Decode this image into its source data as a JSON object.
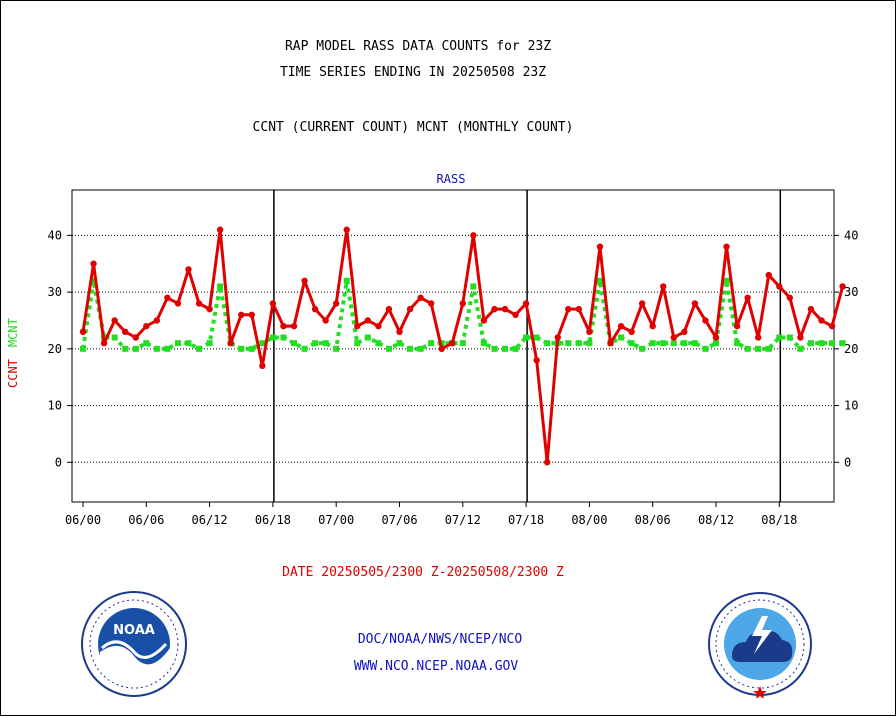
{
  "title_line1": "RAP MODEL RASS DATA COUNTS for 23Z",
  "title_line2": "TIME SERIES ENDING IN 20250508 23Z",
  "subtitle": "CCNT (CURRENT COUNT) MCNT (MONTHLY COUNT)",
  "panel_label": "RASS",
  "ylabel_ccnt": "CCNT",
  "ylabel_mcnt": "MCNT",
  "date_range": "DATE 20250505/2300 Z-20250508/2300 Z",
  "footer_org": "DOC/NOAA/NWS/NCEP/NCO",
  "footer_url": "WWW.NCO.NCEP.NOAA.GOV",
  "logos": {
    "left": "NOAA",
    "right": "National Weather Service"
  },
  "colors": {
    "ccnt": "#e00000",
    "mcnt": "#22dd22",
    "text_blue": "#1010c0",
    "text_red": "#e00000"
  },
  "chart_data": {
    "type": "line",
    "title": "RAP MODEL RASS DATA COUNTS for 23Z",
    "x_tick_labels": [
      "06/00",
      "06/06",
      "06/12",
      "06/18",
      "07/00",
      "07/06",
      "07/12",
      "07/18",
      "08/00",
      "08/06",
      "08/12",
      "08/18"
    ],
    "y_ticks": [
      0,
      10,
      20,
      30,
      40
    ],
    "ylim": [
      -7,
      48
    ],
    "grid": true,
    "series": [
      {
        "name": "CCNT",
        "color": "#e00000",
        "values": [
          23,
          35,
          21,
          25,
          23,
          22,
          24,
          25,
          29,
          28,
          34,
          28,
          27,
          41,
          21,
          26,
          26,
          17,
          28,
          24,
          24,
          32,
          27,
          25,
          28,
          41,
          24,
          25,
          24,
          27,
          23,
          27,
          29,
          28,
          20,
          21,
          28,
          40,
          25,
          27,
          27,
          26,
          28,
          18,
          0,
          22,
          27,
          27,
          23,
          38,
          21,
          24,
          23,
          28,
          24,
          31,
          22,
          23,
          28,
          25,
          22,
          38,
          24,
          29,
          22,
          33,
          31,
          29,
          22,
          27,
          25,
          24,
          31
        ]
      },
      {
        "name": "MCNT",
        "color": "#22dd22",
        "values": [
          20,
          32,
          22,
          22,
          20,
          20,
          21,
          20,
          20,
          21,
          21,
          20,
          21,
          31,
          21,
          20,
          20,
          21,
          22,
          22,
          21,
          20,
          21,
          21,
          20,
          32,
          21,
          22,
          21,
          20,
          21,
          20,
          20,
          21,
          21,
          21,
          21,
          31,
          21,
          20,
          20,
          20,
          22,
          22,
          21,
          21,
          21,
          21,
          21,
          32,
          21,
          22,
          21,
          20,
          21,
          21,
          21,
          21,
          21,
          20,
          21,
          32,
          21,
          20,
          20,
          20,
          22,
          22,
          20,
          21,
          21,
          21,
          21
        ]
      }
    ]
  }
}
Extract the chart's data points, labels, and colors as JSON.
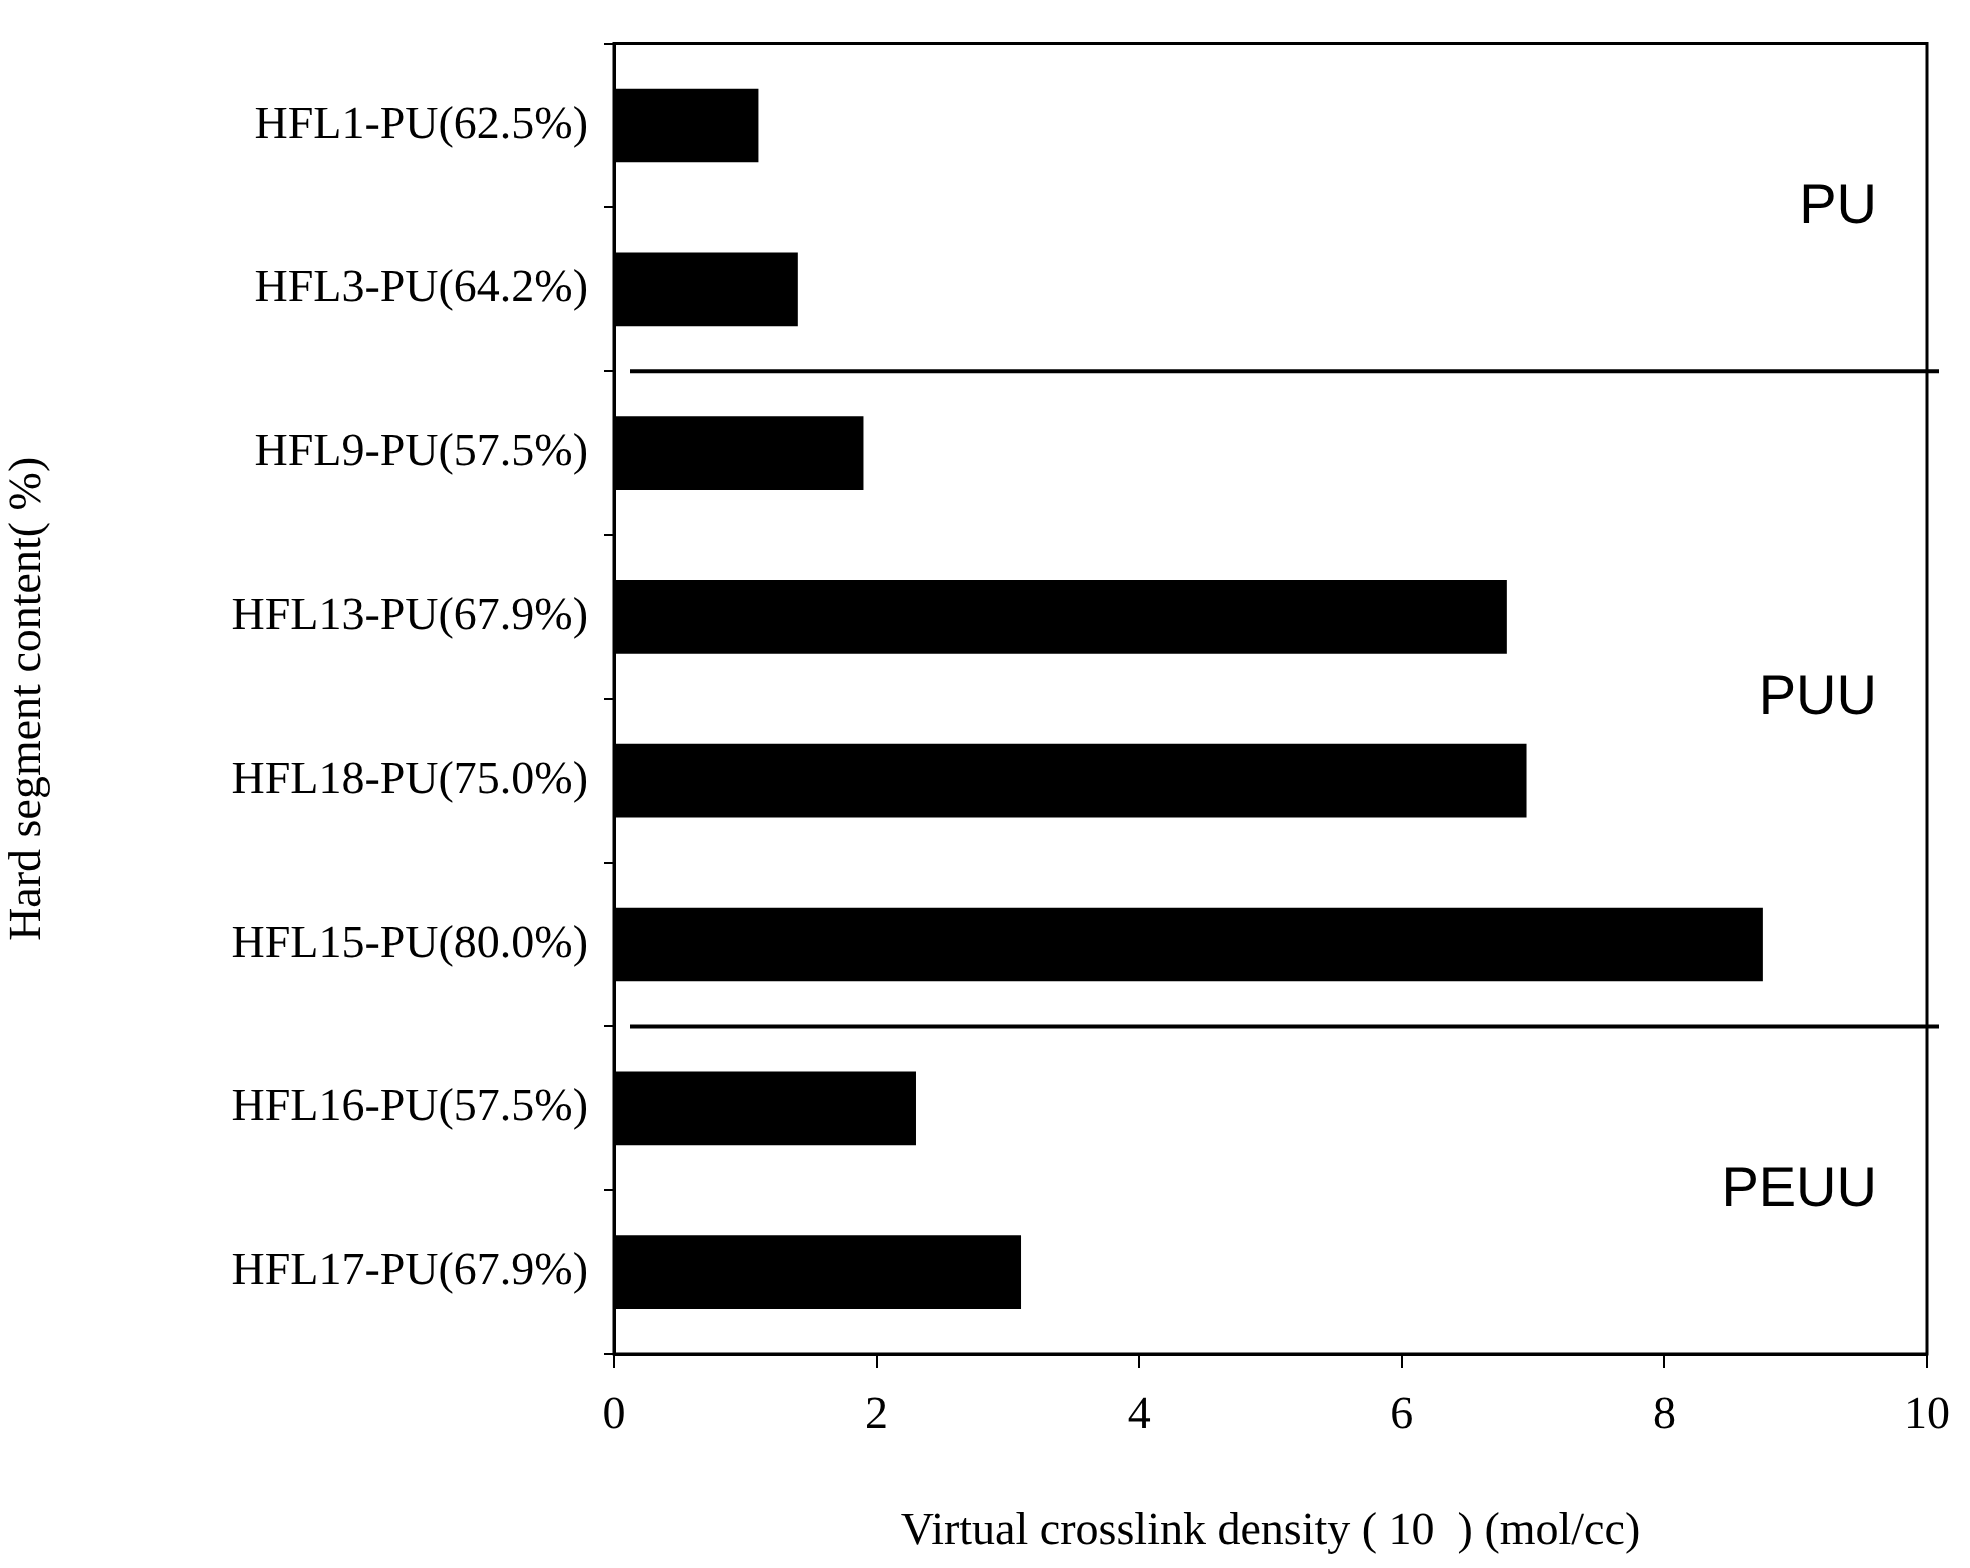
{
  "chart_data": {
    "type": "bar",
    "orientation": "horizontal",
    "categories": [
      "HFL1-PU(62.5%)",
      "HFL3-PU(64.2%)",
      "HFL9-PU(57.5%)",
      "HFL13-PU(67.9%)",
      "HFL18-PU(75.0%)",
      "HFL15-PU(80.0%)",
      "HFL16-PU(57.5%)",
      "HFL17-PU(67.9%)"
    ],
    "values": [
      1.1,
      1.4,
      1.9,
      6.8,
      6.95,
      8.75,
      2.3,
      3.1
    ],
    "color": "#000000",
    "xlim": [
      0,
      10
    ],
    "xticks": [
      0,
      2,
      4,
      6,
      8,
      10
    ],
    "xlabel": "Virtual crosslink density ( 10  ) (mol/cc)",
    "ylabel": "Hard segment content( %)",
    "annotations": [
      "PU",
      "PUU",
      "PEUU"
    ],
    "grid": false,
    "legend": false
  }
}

> [Short problem]:
None of the pictures should appear; repeat the records exactly otherwise.

> [Problem solution]:
Decode this image into its source data as a JSON object.
{
  "title_line1": "RAP MODEL RASS DATA COUNTS for 23Z",
  "title_line2": "TIME SERIES ENDING IN 20250508 23Z",
  "subtitle": "CCNT (CURRENT COUNT) MCNT (MONTHLY COUNT)",
  "panel_label": "RASS",
  "ylabel_ccnt": "CCNT",
  "ylabel_mcnt": "MCNT",
  "date_range": "DATE 20250505/2300 Z-20250508/2300 Z",
  "footer_org": "DOC/NOAA/NWS/NCEP/NCO",
  "footer_url": "WWW.NCO.NCEP.NOAA.GOV",
  "logos": {
    "left": "NOAA",
    "right": "National Weather Service"
  },
  "colors": {
    "ccnt": "#e00000",
    "mcnt": "#22dd22",
    "text_blue": "#1010c0",
    "text_red": "#e00000"
  },
  "chart_data": {
    "type": "line",
    "title": "RAP MODEL RASS DATA COUNTS for 23Z",
    "x_tick_labels": [
      "06/00",
      "06/06",
      "06/12",
      "06/18",
      "07/00",
      "07/06",
      "07/12",
      "07/18",
      "08/00",
      "08/06",
      "08/12",
      "08/18"
    ],
    "y_ticks": [
      0,
      10,
      20,
      30,
      40
    ],
    "ylim": [
      -7,
      48
    ],
    "grid": true,
    "series": [
      {
        "name": "CCNT",
        "color": "#e00000",
        "values": [
          23,
          35,
          21,
          25,
          23,
          22,
          24,
          25,
          29,
          28,
          34,
          28,
          27,
          41,
          21,
          26,
          26,
          17,
          28,
          24,
          24,
          32,
          27,
          25,
          28,
          41,
          24,
          25,
          24,
          27,
          23,
          27,
          29,
          28,
          20,
          21,
          28,
          40,
          25,
          27,
          27,
          26,
          28,
          18,
          0,
          22,
          27,
          27,
          23,
          38,
          21,
          24,
          23,
          28,
          24,
          31,
          22,
          23,
          28,
          25,
          22,
          38,
          24,
          29,
          22,
          33,
          31,
          29,
          22,
          27,
          25,
          24,
          31
        ]
      },
      {
        "name": "MCNT",
        "color": "#22dd22",
        "values": [
          20,
          32,
          22,
          22,
          20,
          20,
          21,
          20,
          20,
          21,
          21,
          20,
          21,
          31,
          21,
          20,
          20,
          21,
          22,
          22,
          21,
          20,
          21,
          21,
          20,
          32,
          21,
          22,
          21,
          20,
          21,
          20,
          20,
          21,
          21,
          21,
          21,
          31,
          21,
          20,
          20,
          20,
          22,
          22,
          21,
          21,
          21,
          21,
          21,
          32,
          21,
          22,
          21,
          20,
          21,
          21,
          21,
          21,
          21,
          20,
          21,
          32,
          21,
          20,
          20,
          20,
          22,
          22,
          20,
          21,
          21,
          21,
          21
        ]
      }
    ]
  }
}
Extract the chart's data points, labels, and colors as JSON.
{
  "chart_data": {
    "type": "bar",
    "orientation": "horizontal",
    "categories": [
      "HFL1-PU(62.5%)",
      "HFL3-PU(64.2%)",
      "HFL9-PU(57.5%)",
      "HFL13-PU(67.9%)",
      "HFL18-PU(75.0%)",
      "HFL15-PU(80.0%)",
      "HFL16-PU(57.5%)",
      "HFL17-PU(67.9%)"
    ],
    "values": [
      1.1,
      1.4,
      1.9,
      6.8,
      6.95,
      8.75,
      2.3,
      3.1
    ],
    "color": "#000000",
    "xlim": [
      0,
      10
    ],
    "xticks": [
      0,
      2,
      4,
      6,
      8,
      10
    ],
    "xlabel": "Virtual crosslink density ( 10  ) (mol/cc)",
    "ylabel": "Hard segment content( %)",
    "annotations": [
      "PU",
      "PUU",
      "PEUU"
    ],
    "grid": false,
    "legend": false
  }
}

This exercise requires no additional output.